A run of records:
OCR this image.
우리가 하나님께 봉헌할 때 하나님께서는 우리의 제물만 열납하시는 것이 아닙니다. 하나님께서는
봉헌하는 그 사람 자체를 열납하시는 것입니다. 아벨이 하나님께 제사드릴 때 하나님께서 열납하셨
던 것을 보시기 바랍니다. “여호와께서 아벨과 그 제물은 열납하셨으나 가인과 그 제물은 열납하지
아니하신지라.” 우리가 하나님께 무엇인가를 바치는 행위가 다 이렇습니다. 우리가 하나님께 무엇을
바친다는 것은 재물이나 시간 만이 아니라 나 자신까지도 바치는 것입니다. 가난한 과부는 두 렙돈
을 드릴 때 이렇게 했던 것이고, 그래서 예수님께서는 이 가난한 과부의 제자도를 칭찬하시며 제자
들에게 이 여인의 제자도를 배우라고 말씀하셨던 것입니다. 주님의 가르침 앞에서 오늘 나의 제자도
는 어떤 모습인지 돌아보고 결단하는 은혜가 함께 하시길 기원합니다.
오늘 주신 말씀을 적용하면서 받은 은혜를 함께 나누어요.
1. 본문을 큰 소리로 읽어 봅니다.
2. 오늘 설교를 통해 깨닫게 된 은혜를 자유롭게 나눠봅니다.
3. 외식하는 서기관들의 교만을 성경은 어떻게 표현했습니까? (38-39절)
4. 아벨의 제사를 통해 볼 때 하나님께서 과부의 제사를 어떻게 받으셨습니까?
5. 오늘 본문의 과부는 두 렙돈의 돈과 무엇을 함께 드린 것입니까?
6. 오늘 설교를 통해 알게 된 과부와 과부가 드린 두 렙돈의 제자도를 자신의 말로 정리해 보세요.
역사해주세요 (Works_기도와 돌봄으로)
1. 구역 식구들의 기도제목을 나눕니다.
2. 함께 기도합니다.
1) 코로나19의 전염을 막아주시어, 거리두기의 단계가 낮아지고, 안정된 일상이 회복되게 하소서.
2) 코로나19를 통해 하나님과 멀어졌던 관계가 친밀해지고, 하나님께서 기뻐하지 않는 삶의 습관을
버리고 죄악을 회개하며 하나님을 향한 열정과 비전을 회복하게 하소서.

» PROBLEM TO WORK ON: Copy out each line of the records that holds the string "것입니다".

» ANSWER FOR THE TASK:
봉헌하는 그 사람 자체를 열납하시는 것입니다. 아벨이 하나님께 제사드릴 때 하나님께서 열납하셨
바친다는 것은 재물이나 시간 만이 아니라 나 자신까지도 바치는 것입니다. 가난한 과부는 두 렙돈
들에게 이 여인의 제자도를 배우라고 말씀하셨던 것입니다. 주님의 가르침 앞에서 오늘 나의 제자도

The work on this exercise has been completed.